◆ **EXERCISE GOAL**
From the entries below, copy every line holding the word "Recognition".

◆ **Entries from a dataset**
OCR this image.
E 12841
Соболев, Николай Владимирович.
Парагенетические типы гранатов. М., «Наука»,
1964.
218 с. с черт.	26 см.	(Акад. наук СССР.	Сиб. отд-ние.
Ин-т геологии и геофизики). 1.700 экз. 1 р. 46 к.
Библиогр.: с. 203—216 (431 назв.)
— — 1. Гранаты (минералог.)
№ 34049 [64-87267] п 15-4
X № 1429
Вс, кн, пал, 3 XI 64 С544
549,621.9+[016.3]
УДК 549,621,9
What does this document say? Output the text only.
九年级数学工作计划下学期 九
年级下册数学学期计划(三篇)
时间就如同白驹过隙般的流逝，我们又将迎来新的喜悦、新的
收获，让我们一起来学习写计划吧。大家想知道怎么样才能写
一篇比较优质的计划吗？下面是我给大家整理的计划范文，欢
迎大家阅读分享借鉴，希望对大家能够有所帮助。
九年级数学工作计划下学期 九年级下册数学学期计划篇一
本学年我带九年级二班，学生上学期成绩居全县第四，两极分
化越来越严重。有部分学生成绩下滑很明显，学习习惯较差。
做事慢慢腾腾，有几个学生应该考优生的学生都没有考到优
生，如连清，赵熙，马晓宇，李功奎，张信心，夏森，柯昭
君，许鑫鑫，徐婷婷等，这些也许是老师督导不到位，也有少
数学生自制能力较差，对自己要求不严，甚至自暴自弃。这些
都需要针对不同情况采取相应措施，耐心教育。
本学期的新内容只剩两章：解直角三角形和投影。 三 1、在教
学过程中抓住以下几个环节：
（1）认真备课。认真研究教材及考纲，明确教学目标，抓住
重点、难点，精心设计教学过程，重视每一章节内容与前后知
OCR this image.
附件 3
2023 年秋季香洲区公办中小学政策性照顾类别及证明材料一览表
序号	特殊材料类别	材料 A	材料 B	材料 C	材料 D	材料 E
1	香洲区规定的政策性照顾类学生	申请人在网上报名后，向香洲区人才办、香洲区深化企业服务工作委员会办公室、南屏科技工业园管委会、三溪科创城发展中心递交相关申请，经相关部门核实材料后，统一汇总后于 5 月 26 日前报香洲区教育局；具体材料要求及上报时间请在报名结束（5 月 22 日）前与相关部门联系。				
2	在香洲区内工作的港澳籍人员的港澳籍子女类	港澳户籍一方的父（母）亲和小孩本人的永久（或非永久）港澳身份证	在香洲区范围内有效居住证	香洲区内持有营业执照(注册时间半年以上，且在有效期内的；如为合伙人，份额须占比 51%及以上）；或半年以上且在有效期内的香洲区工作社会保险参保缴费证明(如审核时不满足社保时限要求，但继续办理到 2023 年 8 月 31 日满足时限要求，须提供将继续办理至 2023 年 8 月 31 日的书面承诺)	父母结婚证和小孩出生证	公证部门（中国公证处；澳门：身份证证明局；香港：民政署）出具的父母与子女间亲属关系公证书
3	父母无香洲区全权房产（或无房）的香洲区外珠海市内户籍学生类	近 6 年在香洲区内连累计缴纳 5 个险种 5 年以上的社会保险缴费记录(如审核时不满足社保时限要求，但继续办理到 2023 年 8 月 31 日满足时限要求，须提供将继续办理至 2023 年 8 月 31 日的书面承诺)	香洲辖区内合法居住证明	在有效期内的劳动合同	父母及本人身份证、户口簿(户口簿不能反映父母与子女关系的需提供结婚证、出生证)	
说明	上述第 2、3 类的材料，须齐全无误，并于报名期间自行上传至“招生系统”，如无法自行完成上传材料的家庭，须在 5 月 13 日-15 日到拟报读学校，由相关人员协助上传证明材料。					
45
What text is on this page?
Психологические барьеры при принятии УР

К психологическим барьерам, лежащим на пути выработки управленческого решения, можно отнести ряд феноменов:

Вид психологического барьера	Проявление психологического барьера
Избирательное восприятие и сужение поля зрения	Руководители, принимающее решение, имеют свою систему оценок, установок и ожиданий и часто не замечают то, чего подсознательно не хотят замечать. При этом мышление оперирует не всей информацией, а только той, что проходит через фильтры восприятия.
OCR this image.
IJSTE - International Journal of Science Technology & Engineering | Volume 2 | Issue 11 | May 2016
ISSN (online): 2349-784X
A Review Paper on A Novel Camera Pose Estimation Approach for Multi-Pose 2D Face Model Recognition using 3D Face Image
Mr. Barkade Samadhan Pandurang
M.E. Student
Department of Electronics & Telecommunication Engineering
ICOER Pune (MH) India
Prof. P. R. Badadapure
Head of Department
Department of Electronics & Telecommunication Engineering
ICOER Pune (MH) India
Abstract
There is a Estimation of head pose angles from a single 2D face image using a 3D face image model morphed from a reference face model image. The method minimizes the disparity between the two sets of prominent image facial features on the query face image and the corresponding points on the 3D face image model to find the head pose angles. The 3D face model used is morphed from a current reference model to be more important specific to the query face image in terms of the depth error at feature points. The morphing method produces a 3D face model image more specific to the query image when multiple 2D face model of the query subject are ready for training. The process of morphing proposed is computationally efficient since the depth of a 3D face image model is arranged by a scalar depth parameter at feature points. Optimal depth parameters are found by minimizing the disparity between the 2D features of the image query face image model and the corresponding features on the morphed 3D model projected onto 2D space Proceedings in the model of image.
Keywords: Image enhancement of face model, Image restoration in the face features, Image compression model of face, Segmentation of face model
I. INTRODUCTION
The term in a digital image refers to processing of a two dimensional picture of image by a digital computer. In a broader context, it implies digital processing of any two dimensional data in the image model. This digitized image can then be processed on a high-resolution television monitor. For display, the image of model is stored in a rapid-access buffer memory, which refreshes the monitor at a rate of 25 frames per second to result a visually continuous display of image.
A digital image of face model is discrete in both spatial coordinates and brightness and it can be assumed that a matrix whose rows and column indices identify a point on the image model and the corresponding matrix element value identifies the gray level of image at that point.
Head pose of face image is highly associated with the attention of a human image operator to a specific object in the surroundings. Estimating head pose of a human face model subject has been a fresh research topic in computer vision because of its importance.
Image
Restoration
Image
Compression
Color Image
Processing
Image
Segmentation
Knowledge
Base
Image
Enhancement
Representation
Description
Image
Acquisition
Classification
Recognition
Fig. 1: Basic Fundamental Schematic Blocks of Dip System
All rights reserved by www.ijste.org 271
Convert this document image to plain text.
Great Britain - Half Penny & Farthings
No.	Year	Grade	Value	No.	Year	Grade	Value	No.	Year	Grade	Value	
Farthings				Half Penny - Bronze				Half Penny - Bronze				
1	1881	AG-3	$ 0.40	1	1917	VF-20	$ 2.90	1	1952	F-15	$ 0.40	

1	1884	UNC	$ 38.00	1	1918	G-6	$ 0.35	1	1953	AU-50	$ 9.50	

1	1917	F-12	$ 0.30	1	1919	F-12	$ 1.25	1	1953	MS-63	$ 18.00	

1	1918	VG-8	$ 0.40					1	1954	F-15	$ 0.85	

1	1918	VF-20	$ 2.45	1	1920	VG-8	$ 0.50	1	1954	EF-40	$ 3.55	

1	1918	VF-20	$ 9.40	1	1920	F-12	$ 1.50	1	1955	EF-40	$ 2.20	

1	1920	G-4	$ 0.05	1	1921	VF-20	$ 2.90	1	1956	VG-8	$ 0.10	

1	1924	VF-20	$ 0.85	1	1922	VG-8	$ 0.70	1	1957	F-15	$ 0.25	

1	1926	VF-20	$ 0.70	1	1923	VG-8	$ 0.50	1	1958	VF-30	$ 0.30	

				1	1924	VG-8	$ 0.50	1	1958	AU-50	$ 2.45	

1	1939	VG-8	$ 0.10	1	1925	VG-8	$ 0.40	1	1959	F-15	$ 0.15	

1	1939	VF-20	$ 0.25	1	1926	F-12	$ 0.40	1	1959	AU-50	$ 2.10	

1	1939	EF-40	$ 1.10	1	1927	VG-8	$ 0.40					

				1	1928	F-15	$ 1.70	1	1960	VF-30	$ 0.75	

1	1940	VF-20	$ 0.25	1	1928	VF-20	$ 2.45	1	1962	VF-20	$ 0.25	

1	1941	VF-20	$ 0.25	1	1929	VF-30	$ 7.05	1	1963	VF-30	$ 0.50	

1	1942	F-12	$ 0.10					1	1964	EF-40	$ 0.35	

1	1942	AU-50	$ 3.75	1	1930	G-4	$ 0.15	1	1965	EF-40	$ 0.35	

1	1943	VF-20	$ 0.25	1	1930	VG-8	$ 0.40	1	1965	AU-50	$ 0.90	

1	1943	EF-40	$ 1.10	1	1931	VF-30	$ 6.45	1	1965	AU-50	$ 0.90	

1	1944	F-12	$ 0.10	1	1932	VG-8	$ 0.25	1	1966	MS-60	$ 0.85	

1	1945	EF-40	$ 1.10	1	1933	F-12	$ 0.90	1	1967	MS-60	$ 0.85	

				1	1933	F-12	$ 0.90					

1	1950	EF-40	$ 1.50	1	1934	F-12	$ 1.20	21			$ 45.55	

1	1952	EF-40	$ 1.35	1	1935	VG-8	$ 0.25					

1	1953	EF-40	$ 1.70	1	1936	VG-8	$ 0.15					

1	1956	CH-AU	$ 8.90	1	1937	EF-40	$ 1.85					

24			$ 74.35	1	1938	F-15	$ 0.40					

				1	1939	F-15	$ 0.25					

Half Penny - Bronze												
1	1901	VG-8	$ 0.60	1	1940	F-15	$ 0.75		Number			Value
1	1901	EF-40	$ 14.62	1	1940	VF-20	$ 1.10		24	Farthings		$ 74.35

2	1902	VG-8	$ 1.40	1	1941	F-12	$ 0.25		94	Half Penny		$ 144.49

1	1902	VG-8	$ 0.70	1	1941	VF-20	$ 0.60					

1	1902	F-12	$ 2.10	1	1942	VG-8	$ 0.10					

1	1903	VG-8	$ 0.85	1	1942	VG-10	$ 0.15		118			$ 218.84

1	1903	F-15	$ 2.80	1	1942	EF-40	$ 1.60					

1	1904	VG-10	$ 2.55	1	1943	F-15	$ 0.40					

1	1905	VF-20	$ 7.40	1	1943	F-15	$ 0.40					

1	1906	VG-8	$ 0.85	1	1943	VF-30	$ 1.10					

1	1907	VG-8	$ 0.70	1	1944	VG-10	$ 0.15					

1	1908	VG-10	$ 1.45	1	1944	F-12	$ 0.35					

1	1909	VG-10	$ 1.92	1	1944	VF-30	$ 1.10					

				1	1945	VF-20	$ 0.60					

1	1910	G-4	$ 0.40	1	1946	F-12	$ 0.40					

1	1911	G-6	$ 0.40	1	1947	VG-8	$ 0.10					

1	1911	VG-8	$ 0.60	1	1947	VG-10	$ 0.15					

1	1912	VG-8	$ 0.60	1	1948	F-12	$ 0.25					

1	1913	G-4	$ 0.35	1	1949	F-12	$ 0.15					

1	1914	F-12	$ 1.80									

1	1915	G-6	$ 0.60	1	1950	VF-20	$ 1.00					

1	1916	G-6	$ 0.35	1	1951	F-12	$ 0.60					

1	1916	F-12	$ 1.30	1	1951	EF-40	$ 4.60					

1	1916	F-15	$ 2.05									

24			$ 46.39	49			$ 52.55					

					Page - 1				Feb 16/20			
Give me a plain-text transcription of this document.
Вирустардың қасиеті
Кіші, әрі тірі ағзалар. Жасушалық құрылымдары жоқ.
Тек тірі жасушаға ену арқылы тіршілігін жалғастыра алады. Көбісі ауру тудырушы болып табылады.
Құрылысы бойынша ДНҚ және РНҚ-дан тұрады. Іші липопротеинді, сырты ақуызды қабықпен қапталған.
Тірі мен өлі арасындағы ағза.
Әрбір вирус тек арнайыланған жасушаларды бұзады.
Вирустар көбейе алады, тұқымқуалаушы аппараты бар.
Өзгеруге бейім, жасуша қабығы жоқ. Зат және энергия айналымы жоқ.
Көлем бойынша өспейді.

◆ **FINISHED ANSWER**
A Review Paper on A Novel Camera Pose Estimation Approach for Multi-Pose 2D Face Model Recognition using 3D Face Image
Recognition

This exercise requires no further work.